** start Data for processing **
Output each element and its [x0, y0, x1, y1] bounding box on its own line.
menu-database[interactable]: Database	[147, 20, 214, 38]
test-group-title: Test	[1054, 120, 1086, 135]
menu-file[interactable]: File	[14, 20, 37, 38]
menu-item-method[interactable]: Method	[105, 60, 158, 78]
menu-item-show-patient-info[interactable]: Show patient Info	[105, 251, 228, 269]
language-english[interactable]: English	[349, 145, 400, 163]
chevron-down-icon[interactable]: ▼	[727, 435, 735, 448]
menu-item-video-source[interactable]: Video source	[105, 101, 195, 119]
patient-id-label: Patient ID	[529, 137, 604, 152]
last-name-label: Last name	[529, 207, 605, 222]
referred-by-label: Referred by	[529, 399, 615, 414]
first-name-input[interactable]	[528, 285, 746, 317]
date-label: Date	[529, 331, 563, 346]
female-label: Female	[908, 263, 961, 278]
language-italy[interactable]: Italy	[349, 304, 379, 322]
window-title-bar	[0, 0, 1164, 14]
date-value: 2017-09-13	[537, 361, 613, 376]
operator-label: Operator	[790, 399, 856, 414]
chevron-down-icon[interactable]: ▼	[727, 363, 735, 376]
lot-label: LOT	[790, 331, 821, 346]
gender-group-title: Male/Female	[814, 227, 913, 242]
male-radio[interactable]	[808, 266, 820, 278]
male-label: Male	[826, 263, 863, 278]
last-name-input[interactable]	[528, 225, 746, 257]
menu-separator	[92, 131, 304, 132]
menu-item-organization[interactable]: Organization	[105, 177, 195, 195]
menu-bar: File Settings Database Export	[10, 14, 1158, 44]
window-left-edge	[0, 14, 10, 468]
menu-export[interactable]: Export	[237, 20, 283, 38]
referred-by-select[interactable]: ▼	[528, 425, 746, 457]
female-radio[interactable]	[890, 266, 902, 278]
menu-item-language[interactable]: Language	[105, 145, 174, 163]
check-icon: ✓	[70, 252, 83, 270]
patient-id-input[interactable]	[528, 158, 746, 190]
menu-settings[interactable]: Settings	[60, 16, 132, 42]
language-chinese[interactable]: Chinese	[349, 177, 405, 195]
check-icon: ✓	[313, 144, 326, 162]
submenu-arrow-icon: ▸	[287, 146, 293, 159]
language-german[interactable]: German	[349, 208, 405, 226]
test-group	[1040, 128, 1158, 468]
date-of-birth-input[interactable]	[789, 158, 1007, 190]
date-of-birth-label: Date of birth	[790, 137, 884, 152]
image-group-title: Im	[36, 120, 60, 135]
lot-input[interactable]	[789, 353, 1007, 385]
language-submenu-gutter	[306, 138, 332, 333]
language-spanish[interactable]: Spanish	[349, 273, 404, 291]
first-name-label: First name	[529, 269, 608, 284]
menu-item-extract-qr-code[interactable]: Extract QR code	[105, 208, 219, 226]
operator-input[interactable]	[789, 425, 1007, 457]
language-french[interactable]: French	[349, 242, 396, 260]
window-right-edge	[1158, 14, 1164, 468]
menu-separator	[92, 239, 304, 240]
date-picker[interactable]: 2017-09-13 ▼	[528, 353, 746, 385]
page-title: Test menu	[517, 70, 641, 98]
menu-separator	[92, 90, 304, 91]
** end Data for processing **
# [Work to complete]
Can you recast every one of the lines above as a JSON list of strings, with one string per line and any blank lines left out?

# [Result for this task]
[
  "Output each element and its [x0, y0, x1, y1] bounding box on its own line.",
  "menu-database[interactable]: Database\t[147, 20, 214, 38]",
  "test-group-title: Test\t[1054, 120, 1086, 135]",
  "menu-file[interactable]: File\t[14, 20, 37, 38]",
  "menu-item-method[interactable]: Method\t[105, 60, 158, 78]",
  "menu-item-show-patient-info[interactable]: Show patient Info\t[105, 251, 228, 269]",
  "language-english[interactable]: English\t[349, 145, 400, 163]",
  "chevron-down-icon[interactable]: ▼\t[727, 435, 735, 448]",
  "menu-item-video-source[interactable]: Video source\t[105, 101, 195, 119]",
  "patient-id-label: Patient ID\t[529, 137, 604, 152]",
  "last-name-label: Last name\t[529, 207, 605, 222]",
  "referred-by-label: Referred by\t[529, 399, 615, 414]",
  "first-name-input[interactable]\t[528, 285, 746, 317]",
  "date-label: Date\t[529, 331, 563, 346]",
  "female-label: Female\t[908, 263, 961, 278]",
  "language-italy[interactable]: Italy\t[349, 304, 379, 322]",
  "window-title-bar\t[0, 0, 1164, 14]",
  "date-value: 2017-09-13\t[537, 361, 613, 376]",
  "operator-label: Operator\t[790, 399, 856, 414]",
  "chevron-down-icon[interactable]: ▼\t[727, 363, 735, 376]",
  "lot-label: LOT\t[790, 331, 821, 346]",
  "gender-group-title: Male/Female\t[814, 227, 913, 242]",
  "male-radio[interactable]\t[808, 266, 820, 278]",
  "male-label: Male\t[826, 263, 863, 278]",
  "last-name-input[interactable]\t[528, 225, 746, 257]",
  "menu-separator\t[92, 131, 304, 132]",
  "menu-item-organization[interactable]: Organization\t[105, 177, 195, 195]",
  "menu-bar: File Settings Database Export\t[10, 14, 1158, 44]",
  "window-left-edge\t[0, 14, 10, 468]",
  "menu-export[interactable]: Export\t[237, 20, 283, 38]",
  "referred-by-select[interactable]: ▼\t[528, 425, 746, 457]",
  "female-radio[interactable]\t[890, 266, 902, 278]",
  "menu-item-language[interactable]: Language\t[105, 145, 174, 163]",
  "check-icon: ✓\t[70, 252, 83, 270]",
  "patient-id-input[interactable]\t[528, 158, 746, 190]",
  "menu-settings[interactable]: Settings\t[60, 16, 132, 42]",
  "language-chinese[interactable]: Chinese\t[349, 177, 405, 195]",
  "check-icon: ✓\t[313, 144, 326, 162]",
  "submenu-arrow-icon: ▸\t[287, 146, 293, 159]",
  "language-german[interactable]: German\t[349, 208, 405, 226]",
  "test-group\t[1040, 128, 1158, 468]",
  "date-of-birth-input[interactable]\t[789, 158, 1007, 190]",
  "date-of-birth-label: Date of birth\t[790, 137, 884, 152]",
  "image-group-title: Im\t[36, 120, 60, 135]",
  "lot-input[interactable]\t[789, 353, 1007, 385]",
  "language-submenu-gutter\t[306, 138, 332, 333]",
  "language-spanish[interactable]: Spanish\t[349, 273, 404, 291]",
  "first-name-label: First name\t[529, 269, 608, 284]",
  "menu-item-extract-qr-code[interactable]: Extract QR code\t[105, 208, 219, 226]",
  "operator-input[interactable]\t[789, 425, 1007, 457]",
  "language-french[interactable]: French\t[349, 242, 396, 260]",
  "window-right-edge\t[1158, 14, 1164, 468]",
  "menu-separator\t[92, 239, 304, 240]",
  "date-picker[interactable]: 2017-09-13 ▼\t[528, 353, 746, 385]",
  "page-title: Test menu\t[517, 70, 641, 98]",
  "menu-separator\t[92, 90, 304, 91]"
]